** Brief **
Verbatim output of all the material below is required.

** Record extracts **

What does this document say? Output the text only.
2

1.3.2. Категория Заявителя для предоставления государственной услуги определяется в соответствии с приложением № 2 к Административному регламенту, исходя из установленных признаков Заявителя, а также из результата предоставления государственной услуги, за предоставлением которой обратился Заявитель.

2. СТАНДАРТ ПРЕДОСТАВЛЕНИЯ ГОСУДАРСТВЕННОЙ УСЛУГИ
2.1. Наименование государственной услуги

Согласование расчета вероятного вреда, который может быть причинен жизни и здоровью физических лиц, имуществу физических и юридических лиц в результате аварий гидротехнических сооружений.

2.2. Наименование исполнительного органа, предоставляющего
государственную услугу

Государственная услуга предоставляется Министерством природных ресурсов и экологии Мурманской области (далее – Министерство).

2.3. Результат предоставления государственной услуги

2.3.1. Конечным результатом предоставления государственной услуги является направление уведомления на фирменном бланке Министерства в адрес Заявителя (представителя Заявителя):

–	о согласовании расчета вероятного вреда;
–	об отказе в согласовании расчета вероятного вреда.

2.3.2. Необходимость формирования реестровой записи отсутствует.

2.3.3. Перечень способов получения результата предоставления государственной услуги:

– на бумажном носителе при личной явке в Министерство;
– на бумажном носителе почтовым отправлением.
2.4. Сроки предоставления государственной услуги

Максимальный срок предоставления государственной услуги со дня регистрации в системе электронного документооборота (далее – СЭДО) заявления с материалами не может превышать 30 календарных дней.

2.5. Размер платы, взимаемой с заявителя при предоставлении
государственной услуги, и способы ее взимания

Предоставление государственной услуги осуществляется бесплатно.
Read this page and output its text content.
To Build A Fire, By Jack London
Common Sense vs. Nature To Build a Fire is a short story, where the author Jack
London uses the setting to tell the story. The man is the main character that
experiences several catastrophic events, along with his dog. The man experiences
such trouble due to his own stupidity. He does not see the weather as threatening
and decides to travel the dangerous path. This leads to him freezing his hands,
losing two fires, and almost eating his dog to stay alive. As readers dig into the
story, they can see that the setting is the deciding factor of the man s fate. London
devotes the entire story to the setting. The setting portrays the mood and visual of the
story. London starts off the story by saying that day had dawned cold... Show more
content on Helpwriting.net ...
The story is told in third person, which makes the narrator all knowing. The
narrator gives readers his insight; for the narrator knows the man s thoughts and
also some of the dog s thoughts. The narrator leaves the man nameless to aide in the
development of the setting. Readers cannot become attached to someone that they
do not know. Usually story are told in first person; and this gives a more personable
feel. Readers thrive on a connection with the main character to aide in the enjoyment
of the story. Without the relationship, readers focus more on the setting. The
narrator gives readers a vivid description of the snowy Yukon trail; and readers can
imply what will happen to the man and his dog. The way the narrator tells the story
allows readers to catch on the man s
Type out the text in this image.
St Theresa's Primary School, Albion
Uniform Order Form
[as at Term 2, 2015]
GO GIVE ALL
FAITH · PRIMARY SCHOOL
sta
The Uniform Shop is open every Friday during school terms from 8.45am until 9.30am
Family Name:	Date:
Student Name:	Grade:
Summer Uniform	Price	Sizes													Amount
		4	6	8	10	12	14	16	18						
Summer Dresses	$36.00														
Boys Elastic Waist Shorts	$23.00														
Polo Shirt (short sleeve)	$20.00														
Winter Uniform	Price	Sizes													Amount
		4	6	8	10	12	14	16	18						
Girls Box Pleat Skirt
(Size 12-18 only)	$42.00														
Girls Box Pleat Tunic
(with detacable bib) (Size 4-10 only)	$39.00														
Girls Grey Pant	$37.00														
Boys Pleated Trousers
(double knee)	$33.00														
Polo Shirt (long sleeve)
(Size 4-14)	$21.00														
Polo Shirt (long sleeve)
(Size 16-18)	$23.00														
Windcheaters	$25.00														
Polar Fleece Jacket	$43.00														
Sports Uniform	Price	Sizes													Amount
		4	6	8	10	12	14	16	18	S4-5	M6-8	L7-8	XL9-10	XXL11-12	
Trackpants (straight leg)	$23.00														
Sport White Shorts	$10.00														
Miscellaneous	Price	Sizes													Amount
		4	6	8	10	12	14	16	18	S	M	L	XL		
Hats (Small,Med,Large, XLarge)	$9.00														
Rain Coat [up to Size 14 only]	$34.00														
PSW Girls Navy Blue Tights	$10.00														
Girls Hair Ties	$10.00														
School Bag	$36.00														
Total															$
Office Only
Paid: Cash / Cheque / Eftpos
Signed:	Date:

** Answer to this problem **
What does this document say? Output the text only.
2

1.3.2. Категория Заявителя для предоставления государственной услуги определяется в соответствии с приложением № 2 к Административному регламенту, исходя из установленных признаков Заявителя, а также из результата предоставления государственной услуги, за предоставлением которой обратился Заявитель.

2. СТАНДАРТ ПРЕДОСТАВЛЕНИЯ ГОСУДАРСТВЕННОЙ УСЛУГИ
2.1. Наименование государственной услуги

Согласование расчета вероятного вреда, который может быть причинен жизни и здоровью физических лиц, имуществу физических и юридических лиц в результате аварий гидротехнических сооружений.

2.2. Наименование исполнительного органа, предоставляющего
государственную услугу

Государственная услуга предоставляется Министерством природных ресурсов и экологии Мурманской области (далее – Министерство).

2.3. Результат предоставления государственной услуги

2.3.1. Конечным результатом предоставления государственной услуги является направление уведомления на фирменном бланке Министерства в адрес Заявителя (представителя Заявителя):

–	о согласовании расчета вероятного вреда;
–	об отказе в согласовании расчета вероятного вреда.

2.3.2. Необходимость формирования реестровой записи отсутствует.

2.3.3. Перечень способов получения результата предоставления государственной услуги:

– на бумажном носителе при личной явке в Министерство;
– на бумажном носителе почтовым отправлением.
2.4. Сроки предоставления государственной услуги

Максимальный срок предоставления государственной услуги со дня регистрации в системе электронного документооборота (далее – СЭДО) заявления с материалами не может превышать 30 календарных дней.

2.5. Размер платы, взимаемой с заявителя при предоставлении
государственной услуги, и способы ее взимания

Предоставление государственной услуги осуществляется бесплатно.
Read this page and output its text content.
To Build A Fire, By Jack London
Common Sense vs. Nature To Build a Fire is a short story, where the author Jack
London uses the setting to tell the story. The man is the main character that
experiences several catastrophic events, along with his dog. The man experiences
such trouble due to his own stupidity. He does not see the weather as threatening
and decides to travel the dangerous path. This leads to him freezing his hands,
losing two fires, and almost eating his dog to stay alive. As readers dig into the
story, they can see that the setting is the deciding factor of the man s fate. London
devotes the entire story to the setting. The setting portrays the mood and visual of the
story. London starts off the story by saying that day had dawned cold... Show more
content on Helpwriting.net ...
The story is told in third person, which makes the narrator all knowing. The
narrator gives readers his insight; for the narrator knows the man s thoughts and
also some of the dog s thoughts. The narrator leaves the man nameless to aide in the
development of the setting. Readers cannot become attached to someone that they
do not know. Usually story are told in first person; and this gives a more personable
feel. Readers thrive on a connection with the main character to aide in the enjoyment
of the story. Without the relationship, readers focus more on the setting. The
narrator gives readers a vivid description of the snowy Yukon trail; and readers can
imply what will happen to the man and his dog. The way the narrator tells the story
allows readers to catch on the man s
Type out the text in this image.
St Theresa's Primary School, Albion
Uniform Order Form
[as at Term 2, 2015]
GO GIVE ALL
FAITH · PRIMARY SCHOOL
sta
The Uniform Shop is open every Friday during school terms from 8.45am until 9.30am
Family Name:	Date:
Student Name:	Grade:
Summer Uniform	Price	Sizes													Amount
		4	6	8	10	12	14	16	18						
Summer Dresses	$36.00														
Boys Elastic Waist Shorts	$23.00														
Polo Shirt (short sleeve)	$20.00														
Winter Uniform	Price	Sizes													Amount
		4	6	8	10	12	14	16	18						
Girls Box Pleat Skirt
(Size 12-18 only)	$42.00														
Girls Box Pleat Tunic
(with detacable bib) (Size 4-10 only)	$39.00														
Girls Grey Pant	$37.00														
Boys Pleated Trousers
(double knee)	$33.00														
Polo Shirt (long sleeve)
(Size 4-14)	$21.00														
Polo Shirt (long sleeve)
(Size 16-18)	$23.00														
Windcheaters	$25.00														
Polar Fleece Jacket	$43.00														
Sports Uniform	Price	Sizes													Amount
		4	6	8	10	12	14	16	18	S4-5	M6-8	L7-8	XL9-10	XXL11-12	
Trackpants (straight leg)	$23.00														
Sport White Shorts	$10.00														
Miscellaneous	Price	Sizes													Amount
		4	6	8	10	12	14	16	18	S	M	L	XL		
Hats (Small,Med,Large, XLarge)	$9.00														
Rain Coat [up to Size 14 only]	$34.00														
PSW Girls Navy Blue Tights	$10.00														
Girls Hair Ties	$10.00														
School Bag	$36.00														
Total															$
Office Only
Paid: Cash / Cheque / Eftpos
Signed:	Date:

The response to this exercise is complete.